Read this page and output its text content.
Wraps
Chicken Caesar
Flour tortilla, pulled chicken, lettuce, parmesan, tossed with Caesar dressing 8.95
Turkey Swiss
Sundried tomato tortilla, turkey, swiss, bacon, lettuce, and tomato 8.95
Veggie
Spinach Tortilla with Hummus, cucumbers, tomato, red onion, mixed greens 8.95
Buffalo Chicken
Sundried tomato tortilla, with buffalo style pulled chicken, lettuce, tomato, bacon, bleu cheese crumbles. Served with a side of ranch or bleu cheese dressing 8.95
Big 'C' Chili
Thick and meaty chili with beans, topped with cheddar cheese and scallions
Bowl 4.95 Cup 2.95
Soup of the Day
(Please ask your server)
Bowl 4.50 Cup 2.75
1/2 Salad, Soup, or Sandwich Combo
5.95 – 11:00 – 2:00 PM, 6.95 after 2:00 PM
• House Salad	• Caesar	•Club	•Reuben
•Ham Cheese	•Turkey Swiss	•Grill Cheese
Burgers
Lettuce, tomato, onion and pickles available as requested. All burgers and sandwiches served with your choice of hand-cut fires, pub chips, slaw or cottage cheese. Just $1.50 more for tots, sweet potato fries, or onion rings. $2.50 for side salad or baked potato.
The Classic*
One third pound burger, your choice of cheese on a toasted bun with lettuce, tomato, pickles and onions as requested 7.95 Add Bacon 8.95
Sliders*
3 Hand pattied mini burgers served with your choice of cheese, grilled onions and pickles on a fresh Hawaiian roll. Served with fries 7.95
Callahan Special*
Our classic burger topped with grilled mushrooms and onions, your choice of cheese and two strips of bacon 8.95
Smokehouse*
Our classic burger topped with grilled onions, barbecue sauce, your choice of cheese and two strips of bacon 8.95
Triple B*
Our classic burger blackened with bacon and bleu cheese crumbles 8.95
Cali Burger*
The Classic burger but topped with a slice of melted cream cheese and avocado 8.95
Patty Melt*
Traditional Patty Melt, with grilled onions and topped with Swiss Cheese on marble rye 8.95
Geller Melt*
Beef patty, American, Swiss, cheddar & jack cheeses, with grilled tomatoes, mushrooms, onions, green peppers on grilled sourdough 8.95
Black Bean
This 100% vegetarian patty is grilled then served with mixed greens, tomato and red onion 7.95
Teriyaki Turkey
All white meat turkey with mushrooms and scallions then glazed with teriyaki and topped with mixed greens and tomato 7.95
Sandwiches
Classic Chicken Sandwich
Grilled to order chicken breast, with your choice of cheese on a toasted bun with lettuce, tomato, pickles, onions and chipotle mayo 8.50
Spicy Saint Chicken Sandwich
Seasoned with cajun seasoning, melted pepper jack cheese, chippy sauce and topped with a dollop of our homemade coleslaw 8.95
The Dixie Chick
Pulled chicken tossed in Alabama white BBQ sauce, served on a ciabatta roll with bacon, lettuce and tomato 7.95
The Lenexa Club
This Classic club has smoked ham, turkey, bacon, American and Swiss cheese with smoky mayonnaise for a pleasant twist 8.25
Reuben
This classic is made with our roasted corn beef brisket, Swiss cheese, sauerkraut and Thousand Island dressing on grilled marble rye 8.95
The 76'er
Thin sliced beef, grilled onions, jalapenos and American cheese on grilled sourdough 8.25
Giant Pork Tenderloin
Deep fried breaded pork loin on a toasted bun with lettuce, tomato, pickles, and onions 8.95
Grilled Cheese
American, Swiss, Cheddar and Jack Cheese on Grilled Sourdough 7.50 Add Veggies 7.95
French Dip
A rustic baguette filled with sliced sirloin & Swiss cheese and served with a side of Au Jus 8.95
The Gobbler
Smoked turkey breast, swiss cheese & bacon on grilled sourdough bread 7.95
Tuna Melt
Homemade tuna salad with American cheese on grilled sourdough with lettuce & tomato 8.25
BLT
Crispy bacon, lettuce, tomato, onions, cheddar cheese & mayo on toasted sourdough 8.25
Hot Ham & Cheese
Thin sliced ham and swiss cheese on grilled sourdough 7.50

**The request:**
Using the exact wording, write out all of the records.

**Result of this task:**
Read this page and output its text content.
Wraps
Chicken Caesar
Flour tortilla, pulled chicken, lettuce, parmesan, tossed with Caesar dressing 8.95
Turkey Swiss
Sundried tomato tortilla, turkey, swiss, bacon, lettuce, and tomato 8.95
Veggie
Spinach Tortilla with Hummus, cucumbers, tomato, red onion, mixed greens 8.95
Buffalo Chicken
Sundried tomato tortilla, with buffalo style pulled chicken, lettuce, tomato, bacon, bleu cheese crumbles. Served with a side of ranch or bleu cheese dressing 8.95
Big 'C' Chili
Thick and meaty chili with beans, topped with cheddar cheese and scallions
Bowl 4.95 Cup 2.95
Soup of the Day
(Please ask your server)
Bowl 4.50 Cup 2.75
1/2 Salad, Soup, or Sandwich Combo
5.95 – 11:00 – 2:00 PM, 6.95 after 2:00 PM
• House Salad	• Caesar	•Club	•Reuben
•Ham Cheese	•Turkey Swiss	•Grill Cheese
Burgers
Lettuce, tomato, onion and pickles available as requested. All burgers and sandwiches served with your choice of hand-cut fires, pub chips, slaw or cottage cheese. Just $1.50 more for tots, sweet potato fries, or onion rings. $2.50 for side salad or baked potato.
The Classic*
One third pound burger, your choice of cheese on a toasted bun with lettuce, tomato, pickles and onions as requested 7.95 Add Bacon 8.95
Sliders*
3 Hand pattied mini burgers served with your choice of cheese, grilled onions and pickles on a fresh Hawaiian roll. Served with fries 7.95
Callahan Special*
Our classic burger topped with grilled mushrooms and onions, your choice of cheese and two strips of bacon 8.95
Smokehouse*
Our classic burger topped with grilled onions, barbecue sauce, your choice of cheese and two strips of bacon 8.95
Triple B*
Our classic burger blackened with bacon and bleu cheese crumbles 8.95
Cali Burger*
The Classic burger but topped with a slice of melted cream cheese and avocado 8.95
Patty Melt*
Traditional Patty Melt, with grilled onions and topped with Swiss Cheese on marble rye 8.95
Geller Melt*
Beef patty, American, Swiss, cheddar & jack cheeses, with grilled tomatoes, mushrooms, onions, green peppers on grilled sourdough 8.95
Black Bean
This 100% vegetarian patty is grilled then served with mixed greens, tomato and red onion 7.95
Teriyaki Turkey
All white meat turkey with mushrooms and scallions then glazed with teriyaki and topped with mixed greens and tomato 7.95
Sandwiches
Classic Chicken Sandwich
Grilled to order chicken breast, with your choice of cheese on a toasted bun with lettuce, tomato, pickles, onions and chipotle mayo 8.50
Spicy Saint Chicken Sandwich
Seasoned with cajun seasoning, melted pepper jack cheese, chippy sauce and topped with a dollop of our homemade coleslaw 8.95
The Dixie Chick
Pulled chicken tossed in Alabama white BBQ sauce, served on a ciabatta roll with bacon, lettuce and tomato 7.95
The Lenexa Club
This Classic club has smoked ham, turkey, bacon, American and Swiss cheese with smoky mayonnaise for a pleasant twist 8.25
Reuben
This classic is made with our roasted corn beef brisket, Swiss cheese, sauerkraut and Thousand Island dressing on grilled marble rye 8.95
The 76'er
Thin sliced beef, grilled onions, jalapenos and American cheese on grilled sourdough 8.25
Giant Pork Tenderloin
Deep fried breaded pork loin on a toasted bun with lettuce, tomato, pickles, and onions 8.95
Grilled Cheese
American, Swiss, Cheddar and Jack Cheese on Grilled Sourdough 7.50 Add Veggies 7.95
French Dip
A rustic baguette filled with sliced sirloin & Swiss cheese and served with a side of Au Jus 8.95
The Gobbler
Smoked turkey breast, swiss cheese & bacon on grilled sourdough bread 7.95
Tuna Melt
Homemade tuna salad with American cheese on grilled sourdough with lettuce & tomato 8.25
BLT
Crispy bacon, lettuce, tomato, onions, cheddar cheese & mayo on toasted sourdough 8.25
Hot Ham & Cheese
Thin sliced ham and swiss cheese on grilled sourdough 7.50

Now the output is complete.